§ Try it
Every line of the material that mentions the word "legend" should be copied out.

** Opening Data in this exercise block **

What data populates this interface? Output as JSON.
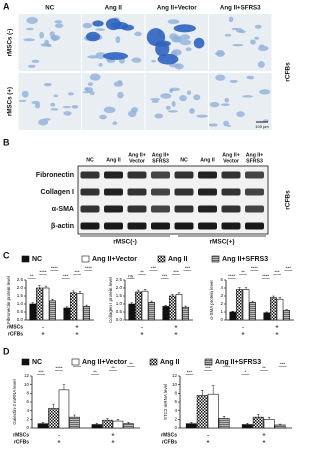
{
  "panel_a": {
    "label": "A",
    "columns": [
      "NC",
      "Ang II",
      "Ang II+Vector",
      "Ang II+SFRS3"
    ],
    "rows": [
      "rMSCs (-)",
      "rMSCs (+)"
    ],
    "side_label": "rCFBs",
    "scale_bar": "100 μm"
  },
  "panel_b": {
    "label": "B",
    "columns": [
      [
        "NC"
      ],
      [
        "Ang II"
      ],
      [
        "Ang II+",
        "Vector"
      ],
      [
        "Ang II+",
        "SFRS3"
      ],
      [
        "NC"
      ],
      [
        "Ang II"
      ],
      [
        "Ang II+",
        "Vector"
      ],
      [
        "Ang II+",
        "SFRS3"
      ]
    ],
    "rows": [
      "Fibronectin",
      "Collagen I",
      "α-SMA",
      "β-actin"
    ],
    "groups": [
      "rMSC(-)",
      "rMSC(+)"
    ],
    "side_label": "rCFBs"
  },
  "chart_data": [
    {
      "type": "bar",
      "panel": "C",
      "ylabel": "Fibronectin protein level",
      "ylim": [
        0,
        2.5
      ],
      "yticks": [
        {
          "value": 0,
          "label": "0.0"
        },
        0.5,
        {
          "value": 1,
          "label": "1.0"
        },
        1.5,
        {
          "value": 2,
          "label": "2.0"
        },
        2.5
      ],
      "x_rows": [
        {
          "label": "rMSCs",
          "values": [
            "-",
            "+"
          ]
        },
        {
          "label": "rCFBs",
          "values": [
            "+",
            "+"
          ]
        }
      ],
      "series": [
        {
          "name": "NC",
          "color": "#111111",
          "values": [
            1.0,
            0.75
          ],
          "errors": [
            0.08,
            0.07
          ]
        },
        {
          "name": "Ang II",
          "color": "#111111",
          "pattern": "checker",
          "values": [
            2.0,
            1.7
          ],
          "errors": [
            0.15,
            0.12
          ]
        },
        {
          "name": "Ang II+Vector",
          "color": "#ffffff",
          "values": [
            2.0,
            1.65
          ],
          "errors": [
            0.12,
            0.12
          ]
        },
        {
          "name": "Ang II+SFRS3",
          "color": "#888888",
          "pattern": "lines",
          "values": [
            1.2,
            0.85
          ],
          "errors": [
            0.1,
            0.08
          ]
        }
      ],
      "annotations": [
        "**",
        "****",
        "****",
        "***",
        "***",
        "****"
      ]
    },
    {
      "type": "bar",
      "ylabel": "Collagen I protein level",
      "ylim": [
        0,
        2.5
      ],
      "yticks": [
        {
          "value": 0,
          "label": "0.0"
        },
        0.5,
        {
          "value": 1,
          "label": "1.0"
        },
        1.5,
        {
          "value": 2,
          "label": "2.0"
        },
        2.5
      ],
      "x_rows": [
        {
          "values": [
            "-",
            "+"
          ]
        },
        {
          "values": [
            "+",
            "+"
          ]
        }
      ],
      "series": [
        {
          "color": "#111111",
          "values": [
            1.0,
            0.85
          ],
          "errors": [
            0.08,
            0.07
          ]
        },
        {
          "color": "#111111",
          "pattern": "checker",
          "values": [
            1.75,
            1.5
          ],
          "errors": [
            0.12,
            0.1
          ]
        },
        {
          "color": "#ffffff",
          "values": [
            1.8,
            1.6
          ],
          "errors": [
            0.12,
            0.1
          ]
        },
        {
          "color": "#888888",
          "pattern": "lines",
          "values": [
            1.1,
            0.8
          ],
          "errors": [
            0.08,
            0.07
          ]
        }
      ],
      "annotations": [
        "ns",
        "**",
        "***",
        "***",
        "***",
        "***"
      ]
    },
    {
      "type": "bar",
      "ylabel": "α-SMA protein level",
      "ylim": [
        0,
        5
      ],
      "yticks": [
        0,
        1,
        2,
        3,
        4,
        5
      ],
      "x_rows": [
        {
          "values": [
            "-",
            "+"
          ]
        },
        {
          "values": [
            "+",
            "+"
          ]
        }
      ],
      "series": [
        {
          "color": "#111111",
          "values": [
            1.0,
            0.9
          ],
          "errors": [
            0.1,
            0.1
          ]
        },
        {
          "color": "#111111",
          "pattern": "checker",
          "values": [
            3.8,
            2.8
          ],
          "errors": [
            0.25,
            0.2
          ]
        },
        {
          "color": "#ffffff",
          "values": [
            3.8,
            2.6
          ],
          "errors": [
            0.25,
            0.2
          ]
        },
        {
          "color": "#888888",
          "pattern": "lines",
          "values": [
            2.2,
            1.2
          ],
          "errors": [
            0.15,
            0.1
          ]
        }
      ],
      "annotations": [
        "****",
        "**",
        "****",
        "****",
        "***",
        "***"
      ]
    },
    {
      "type": "bar",
      "panel": "D",
      "ylabel": "Galectin-3 mRNA level",
      "ylim": [
        0,
        12
      ],
      "yticks": [
        0,
        2,
        4,
        6,
        8,
        10,
        12
      ],
      "x_rows": [
        {
          "label": "rMSCs",
          "values": [
            "-",
            "+"
          ]
        },
        {
          "label": "rCFBs",
          "values": [
            "+",
            "+"
          ]
        }
      ],
      "series": [
        {
          "name": "NC",
          "color": "#111111",
          "values": [
            1.0,
            0.8
          ],
          "errors": [
            0.3,
            0.3
          ]
        },
        {
          "name": "Ang II",
          "color": "#111111",
          "pattern": "checker",
          "values": [
            4.5,
            1.8
          ],
          "errors": [
            1.0,
            0.4
          ]
        },
        {
          "name": "Ang II+Vector",
          "color": "#ffffff",
          "values": [
            8.8,
            1.6
          ],
          "errors": [
            1.2,
            0.4
          ]
        },
        {
          "name": "Ang II+SFRS3",
          "color": "#888888",
          "pattern": "lines",
          "values": [
            2.5,
            1.0
          ],
          "errors": [
            0.5,
            0.3
          ]
        }
      ],
      "annotations": [
        "***",
        "****",
        "**",
        "**",
        "**",
        "**"
      ]
    },
    {
      "type": "bar",
      "ylabel": "STC2 mRNA level",
      "ylim": [
        0,
        12
      ],
      "yticks": [
        0,
        2,
        4,
        6,
        8,
        10,
        12
      ],
      "x_rows": [
        {
          "label": "rMSCs",
          "values": [
            "-",
            "+"
          ]
        },
        {
          "label": "rCFBs",
          "values": [
            "+",
            "+"
          ]
        }
      ],
      "series": [
        {
          "color": "#111111",
          "values": [
            1.0,
            0.8
          ],
          "errors": [
            0.3,
            0.3
          ]
        },
        {
          "color": "#111111",
          "pattern": "checker",
          "values": [
            7.5,
            2.5
          ],
          "errors": [
            1.2,
            0.6
          ]
        },
        {
          "color": "#ffffff",
          "values": [
            7.8,
            2.0
          ],
          "errors": [
            2.0,
            0.5
          ]
        },
        {
          "color": "#888888",
          "pattern": "lines",
          "values": [
            2.2,
            0.7
          ],
          "errors": [
            0.5,
            0.2
          ]
        }
      ],
      "annotations": [
        "***",
        "***",
        "**",
        "*",
        "**",
        "***"
      ]
    }
  ]
}
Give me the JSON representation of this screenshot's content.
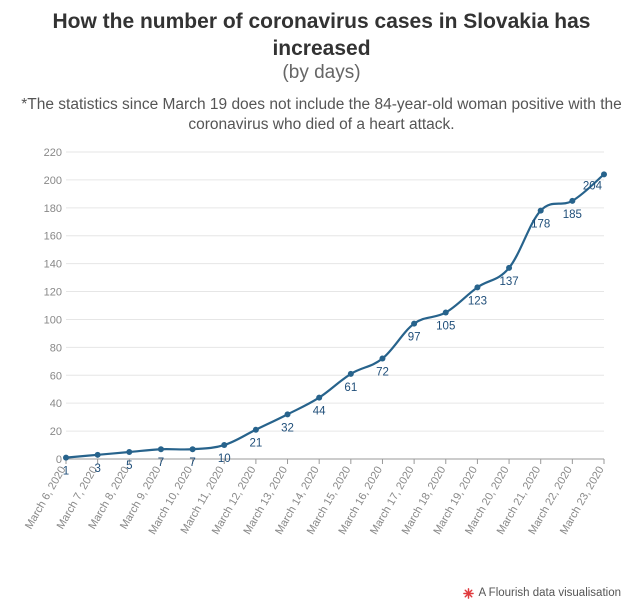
{
  "title": "How the number of coronavirus cases in Slovakia has increased",
  "subtitle": "(by days)",
  "note": "*The statistics since March 19 does not include the 84-year-old woman positive with the coronavirus who died of a heart attack.",
  "footer": {
    "text": "A Flourish data visualisation",
    "icon": "flourish-star-icon"
  },
  "colors": {
    "line": "#27638c",
    "label": "#1f4e79",
    "grid": "#e6e6e6",
    "axis_text": "#888888",
    "brand": "#e03a3e"
  },
  "chart_data": {
    "type": "line",
    "title": "How the number of coronavirus cases in Slovakia has increased",
    "subtitle": "(by days)",
    "xlabel": "",
    "ylabel": "",
    "ylim": [
      0,
      220
    ],
    "yticks": [
      0,
      20,
      40,
      60,
      80,
      100,
      120,
      140,
      160,
      180,
      200,
      220
    ],
    "grid": true,
    "legend": "none",
    "categories": [
      "March 6, 2020",
      "March 7, 2020",
      "March 8, 2020",
      "March 9, 2020",
      "March 10, 2020",
      "March 11, 2020",
      "March 12, 2020",
      "March 13, 2020",
      "March 14, 2020",
      "March 15, 2020",
      "March 16, 2020",
      "March 17, 2020",
      "March 18, 2020",
      "March 19, 2020",
      "March 20, 2020",
      "March 21, 2020",
      "March 22, 2020",
      "March 23, 2020"
    ],
    "values": [
      1,
      3,
      5,
      7,
      7,
      10,
      21,
      32,
      44,
      61,
      72,
      97,
      105,
      123,
      137,
      178,
      185,
      204
    ]
  }
}
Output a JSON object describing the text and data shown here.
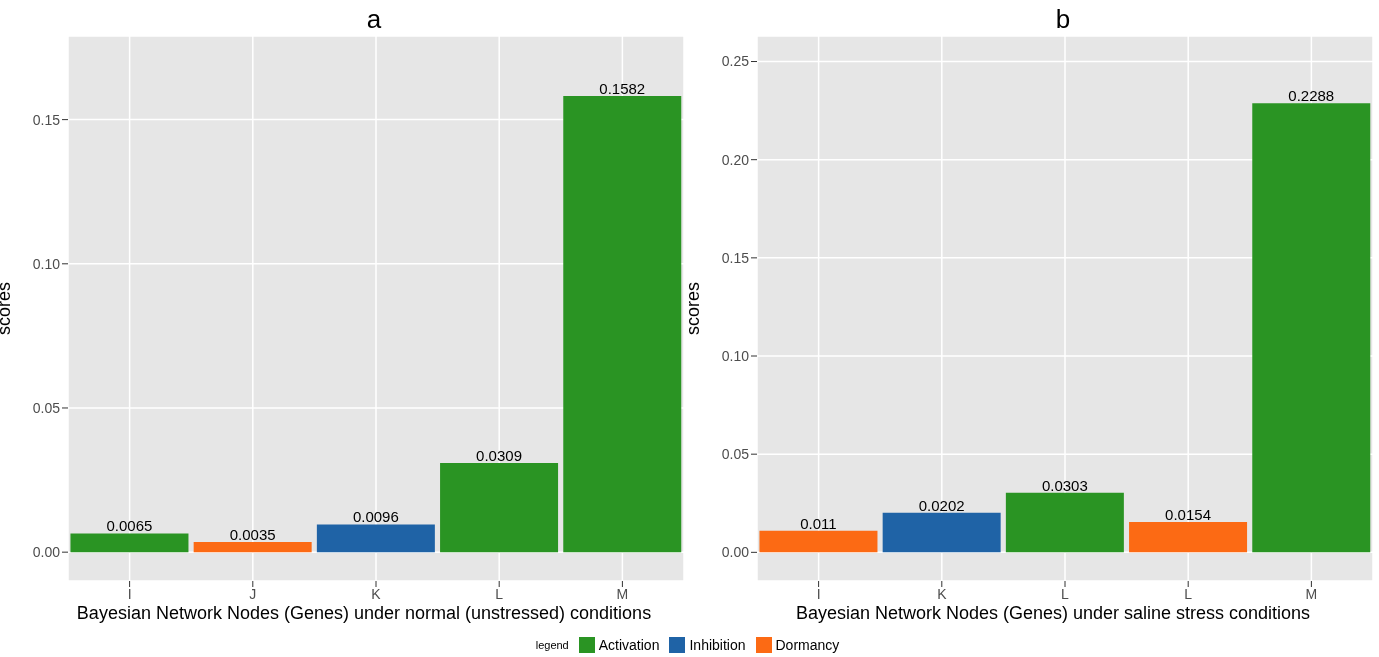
{
  "chart_data": [
    {
      "type": "bar",
      "title": "a",
      "xlabel": "Bayesian Network Nodes (Genes) under normal (unstressed)  conditions",
      "ylabel": "scores",
      "categories": [
        "I",
        "J",
        "K",
        "L",
        "M"
      ],
      "stacked": true,
      "series": [
        {
          "name": "Activation",
          "color": "#2a9423",
          "values": [
            0.0065,
            null,
            null,
            0.0309,
            0.1582
          ]
        },
        {
          "name": "Inhibition",
          "color": "#1f63a6",
          "values": [
            null,
            null,
            0.0096,
            null,
            null
          ]
        },
        {
          "name": "Dormancy",
          "color": "#fc6a14",
          "values": [
            null,
            0.0035,
            null,
            null,
            null
          ]
        }
      ],
      "ylim": [
        -0.01,
        0.179
      ],
      "yticks": [
        {
          "value": 0,
          "label": "0.00"
        },
        {
          "value": 0.05,
          "label": "0.05"
        },
        {
          "value": 0.1,
          "label": "0.10"
        },
        {
          "value": 0.15,
          "label": "0.15"
        }
      ],
      "grid": true,
      "data_labels": true,
      "legend": "bottom",
      "legend_title": "legend"
    },
    {
      "type": "bar",
      "title": "b",
      "xlabel": "Bayesian Network Nodes (Genes) under saline stress conditions",
      "ylabel": "scores",
      "categories": [
        "I",
        "K",
        "L",
        "L",
        "M"
      ],
      "stacked": true,
      "series": [
        {
          "color": "#2a9423",
          "values": [
            null,
            null,
            0.0303,
            null,
            0.2288
          ]
        },
        {
          "color": "#1f63a6",
          "values": [
            null,
            0.0202,
            null,
            null,
            null
          ]
        },
        {
          "color": "#fc6a14",
          "values": [
            0.011,
            null,
            null,
            0.0154,
            null
          ]
        }
      ],
      "ylim": [
        -0.0146,
        0.263
      ],
      "yticks": [
        {
          "value": 0,
          "label": "0.00"
        },
        {
          "value": 0.05,
          "label": "0.05"
        },
        {
          "value": 0.1,
          "label": "0.10"
        },
        {
          "value": 0.15,
          "label": "0.15"
        },
        {
          "value": 0.2,
          "label": "0.20"
        },
        {
          "value": 0.25,
          "label": "0.25"
        }
      ],
      "grid": true,
      "data_labels": true
    }
  ]
}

** Closing Data in this exercise block **

§ Completed exercise
    "legend": "none",
      "legend": "bottom",
      "legend_title": "legend"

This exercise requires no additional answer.